--- TASK DETAILS ---
Reproduce the entries below in full, word for word.

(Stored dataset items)
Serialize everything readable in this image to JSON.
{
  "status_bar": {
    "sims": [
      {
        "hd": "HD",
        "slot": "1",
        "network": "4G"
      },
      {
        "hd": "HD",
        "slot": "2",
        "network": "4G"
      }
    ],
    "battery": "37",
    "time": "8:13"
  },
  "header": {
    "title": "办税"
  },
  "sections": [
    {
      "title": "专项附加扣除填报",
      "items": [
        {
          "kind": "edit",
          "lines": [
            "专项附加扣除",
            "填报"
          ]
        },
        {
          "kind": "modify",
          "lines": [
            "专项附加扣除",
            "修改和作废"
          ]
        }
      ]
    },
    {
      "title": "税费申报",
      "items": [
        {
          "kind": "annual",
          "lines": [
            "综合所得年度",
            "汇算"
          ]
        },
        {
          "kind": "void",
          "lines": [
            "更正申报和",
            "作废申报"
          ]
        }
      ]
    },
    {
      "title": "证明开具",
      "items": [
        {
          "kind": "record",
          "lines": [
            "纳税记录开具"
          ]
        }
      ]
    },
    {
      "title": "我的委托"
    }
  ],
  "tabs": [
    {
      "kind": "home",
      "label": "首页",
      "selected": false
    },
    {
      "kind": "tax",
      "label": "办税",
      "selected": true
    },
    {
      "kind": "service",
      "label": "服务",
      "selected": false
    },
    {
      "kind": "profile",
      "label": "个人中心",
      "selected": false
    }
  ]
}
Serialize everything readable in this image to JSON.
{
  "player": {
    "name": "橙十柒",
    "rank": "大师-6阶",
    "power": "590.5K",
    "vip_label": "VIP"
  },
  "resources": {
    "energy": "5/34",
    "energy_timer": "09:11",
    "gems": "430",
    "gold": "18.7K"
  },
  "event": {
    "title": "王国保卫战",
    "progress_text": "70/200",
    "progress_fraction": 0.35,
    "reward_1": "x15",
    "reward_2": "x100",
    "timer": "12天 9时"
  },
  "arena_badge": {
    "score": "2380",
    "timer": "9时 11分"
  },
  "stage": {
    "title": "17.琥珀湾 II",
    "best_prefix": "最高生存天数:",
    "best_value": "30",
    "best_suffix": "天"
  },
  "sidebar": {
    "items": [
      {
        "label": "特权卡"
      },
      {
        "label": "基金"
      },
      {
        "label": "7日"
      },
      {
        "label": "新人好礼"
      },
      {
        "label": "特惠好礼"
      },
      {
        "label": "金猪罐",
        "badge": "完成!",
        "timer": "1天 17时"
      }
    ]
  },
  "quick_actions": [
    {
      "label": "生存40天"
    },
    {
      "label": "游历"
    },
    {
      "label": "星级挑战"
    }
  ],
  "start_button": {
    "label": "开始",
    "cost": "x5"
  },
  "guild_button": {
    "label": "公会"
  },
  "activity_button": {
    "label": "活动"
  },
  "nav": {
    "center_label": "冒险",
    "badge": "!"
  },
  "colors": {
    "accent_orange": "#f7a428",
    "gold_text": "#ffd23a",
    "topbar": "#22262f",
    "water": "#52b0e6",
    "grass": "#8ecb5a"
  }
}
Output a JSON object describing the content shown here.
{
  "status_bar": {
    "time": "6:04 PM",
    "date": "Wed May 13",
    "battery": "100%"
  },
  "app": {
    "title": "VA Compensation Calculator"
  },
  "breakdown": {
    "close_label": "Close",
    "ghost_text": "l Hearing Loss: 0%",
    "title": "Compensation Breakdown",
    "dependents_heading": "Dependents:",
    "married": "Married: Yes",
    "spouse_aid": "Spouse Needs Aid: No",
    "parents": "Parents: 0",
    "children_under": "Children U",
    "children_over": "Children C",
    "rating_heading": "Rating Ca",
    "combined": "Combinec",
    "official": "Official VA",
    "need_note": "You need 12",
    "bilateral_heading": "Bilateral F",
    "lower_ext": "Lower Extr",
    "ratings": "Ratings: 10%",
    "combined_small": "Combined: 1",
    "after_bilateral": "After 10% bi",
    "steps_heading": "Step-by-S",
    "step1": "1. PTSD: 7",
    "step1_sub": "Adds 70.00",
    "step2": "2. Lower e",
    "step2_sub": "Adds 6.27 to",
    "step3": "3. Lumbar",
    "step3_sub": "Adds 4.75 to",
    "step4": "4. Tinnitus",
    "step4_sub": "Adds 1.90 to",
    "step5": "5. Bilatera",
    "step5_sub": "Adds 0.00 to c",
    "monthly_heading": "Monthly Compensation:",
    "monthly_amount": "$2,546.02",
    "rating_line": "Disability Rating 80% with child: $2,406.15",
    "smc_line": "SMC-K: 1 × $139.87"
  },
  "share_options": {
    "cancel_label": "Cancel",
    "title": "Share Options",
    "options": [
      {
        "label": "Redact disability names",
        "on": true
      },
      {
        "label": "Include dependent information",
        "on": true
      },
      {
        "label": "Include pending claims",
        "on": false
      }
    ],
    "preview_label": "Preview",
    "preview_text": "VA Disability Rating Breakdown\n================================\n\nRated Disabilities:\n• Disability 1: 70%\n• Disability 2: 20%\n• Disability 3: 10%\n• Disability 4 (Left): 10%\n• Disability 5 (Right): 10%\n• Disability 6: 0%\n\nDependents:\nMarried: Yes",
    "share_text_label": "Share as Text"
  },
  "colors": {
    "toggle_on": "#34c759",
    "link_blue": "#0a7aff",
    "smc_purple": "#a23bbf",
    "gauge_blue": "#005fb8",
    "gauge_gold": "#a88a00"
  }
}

--- RESPONSE TO THIS EXERCISE ---
Serialize everything readable in this image to JSON.
{
  "status_bar": {
    "sims": [
      {
        "hd": "HD",
        "slot": "1",
        "network": "4G"
      },
      {
        "hd": "HD",
        "slot": "2",
        "network": "4G"
      }
    ],
    "battery": "37",
    "time": "8:13"
  },
  "header": {
    "title": "办税"
  },
  "sections": [
    {
      "title": "专项附加扣除填报",
      "items": [
        {
          "kind": "edit",
          "lines": [
            "专项附加扣除",
            "填报"
          ]
        },
        {
          "kind": "modify",
          "lines": [
            "专项附加扣除",
            "修改和作废"
          ]
        }
      ]
    },
    {
      "title": "税费申报",
      "items": [
        {
          "kind": "annual",
          "lines": [
            "综合所得年度",
            "汇算"
          ]
        },
        {
          "kind": "void",
          "lines": [
            "更正申报和",
            "作废申报"
          ]
        }
      ]
    },
    {
      "title": "证明开具",
      "items": [
        {
          "kind": "record",
          "lines": [
            "纳税记录开具"
          ]
        }
      ]
    },
    {
      "title": "我的委托"
    }
  ],
  "tabs": [
    {
      "kind": "home",
      "label": "首页",
      "selected": false
    },
    {
      "kind": "tax",
      "label": "办税",
      "selected": true
    },
    {
      "kind": "service",
      "label": "服务",
      "selected": false
    },
    {
      "kind": "profile",
      "label": "个人中心",
      "selected": false
    }
  ]
}
Serialize everything readable in this image to JSON.
{
  "player": {
    "name": "橙十柒",
    "rank": "大师-6阶",
    "power": "590.5K",
    "vip_label": "VIP"
  },
  "resources": {
    "energy": "5/34",
    "energy_timer": "09:11",
    "gems": "430",
    "gold": "18.7K"
  },
  "event": {
    "title": "王国保卫战",
    "progress_text": "70/200",
    "progress_fraction": 0.35,
    "reward_1": "x15",
    "reward_2": "x100",
    "timer": "12天 9时"
  },
  "arena_badge": {
    "score": "2380",
    "timer": "9时 11分"
  },
  "stage": {
    "title": "17.琥珀湾 II",
    "best_prefix": "最高生存天数:",
    "best_value": "30",
    "best_suffix": "天"
  },
  "sidebar": {
    "items": [
      {
        "label": "特权卡"
      },
      {
        "label": "基金"
      },
      {
        "label": "7日"
      },
      {
        "label": "新人好礼"
      },
      {
        "label": "特惠好礼"
      },
      {
        "label": "金猪罐",
        "badge": "完成!",
        "timer": "1天 17时"
      }
    ]
  },
  "quick_actions": [
    {
      "label": "生存40天"
    },
    {
      "label": "游历"
    },
    {
      "label": "星级挑战"
    }
  ],
  "start_button": {
    "label": "开始",
    "cost": "x5"
  },
  "guild_button": {
    "label": "公会"
  },
  "activity_button": {
    "label": "活动"
  },
  "nav": {
    "center_label": "冒险",
    "badge": "!"
  },
  "colors": {
    "accent_orange": "#f7a428",
    "gold_text": "#ffd23a",
    "topbar": "#22262f",
    "water": "#52b0e6",
    "grass": "#8ecb5a"
  }
}
Output a JSON object describing the content shown here.
{
  "status_bar": {
    "time": "6:04 PM",
    "date": "Wed May 13",
    "battery": "100%"
  },
  "app": {
    "title": "VA Compensation Calculator"
  },
  "breakdown": {
    "close_label": "Close",
    "ghost_text": "l Hearing Loss: 0%",
    "title": "Compensation Breakdown",
    "dependents_heading": "Dependents:",
    "married": "Married: Yes",
    "spouse_aid": "Spouse Needs Aid: No",
    "parents": "Parents: 0",
    "children_under": "Children U",
    "children_over": "Children C",
    "rating_heading": "Rating Ca",
    "combined": "Combinec",
    "official": "Official VA",
    "need_note": "You need 12",
    "bilateral_heading": "Bilateral F",
    "lower_ext": "Lower Extr",
    "ratings": "Ratings: 10%",
    "combined_small": "Combined: 1",
    "after_bilateral": "After 10% bi",
    "steps_heading": "Step-by-S",
    "step1": "1. PTSD: 7",
    "step1_sub": "Adds 70.00",
    "step2": "2. Lower e",
    "step2_sub": "Adds 6.27 to",
    "step3": "3. Lumbar",
    "step3_sub": "Adds 4.75 to",
    "step4": "4. Tinnitus",
    "step4_sub": "Adds 1.90 to",
    "step5": "5. Bilatera",
    "step5_sub": "Adds 0.00 to c",
    "monthly_heading": "Monthly Compensation:",
    "monthly_amount": "$2,546.02",
    "rating_line": "Disability Rating 80% with child: $2,406.15",
    "smc_line": "SMC-K: 1 × $139.87"
  },
  "share_options": {
    "cancel_label": "Cancel",
    "title": "Share Options",
    "options": [
      {
        "label": "Redact disability names",
        "on": true
      },
      {
        "label": "Include dependent information",
        "on": true
      },
      {
        "label": "Include pending claims",
        "on": false
      }
    ],
    "preview_label": "Preview",
    "preview_text": "VA Disability Rating Breakdown\n================================\n\nRated Disabilities:\n• Disability 1: 70%\n• Disability 2: 20%\n• Disability 3: 10%\n• Disability 4 (Left): 10%\n• Disability 5 (Right): 10%\n• Disability 6: 0%\n\nDependents:\nMarried: Yes",
    "share_text_label": "Share as Text"
  },
  "colors": {
    "toggle_on": "#34c759",
    "link_blue": "#0a7aff",
    "smc_purple": "#a23bbf",
    "gauge_blue": "#005fb8",
    "gauge_gold": "#a88a00"
  }
}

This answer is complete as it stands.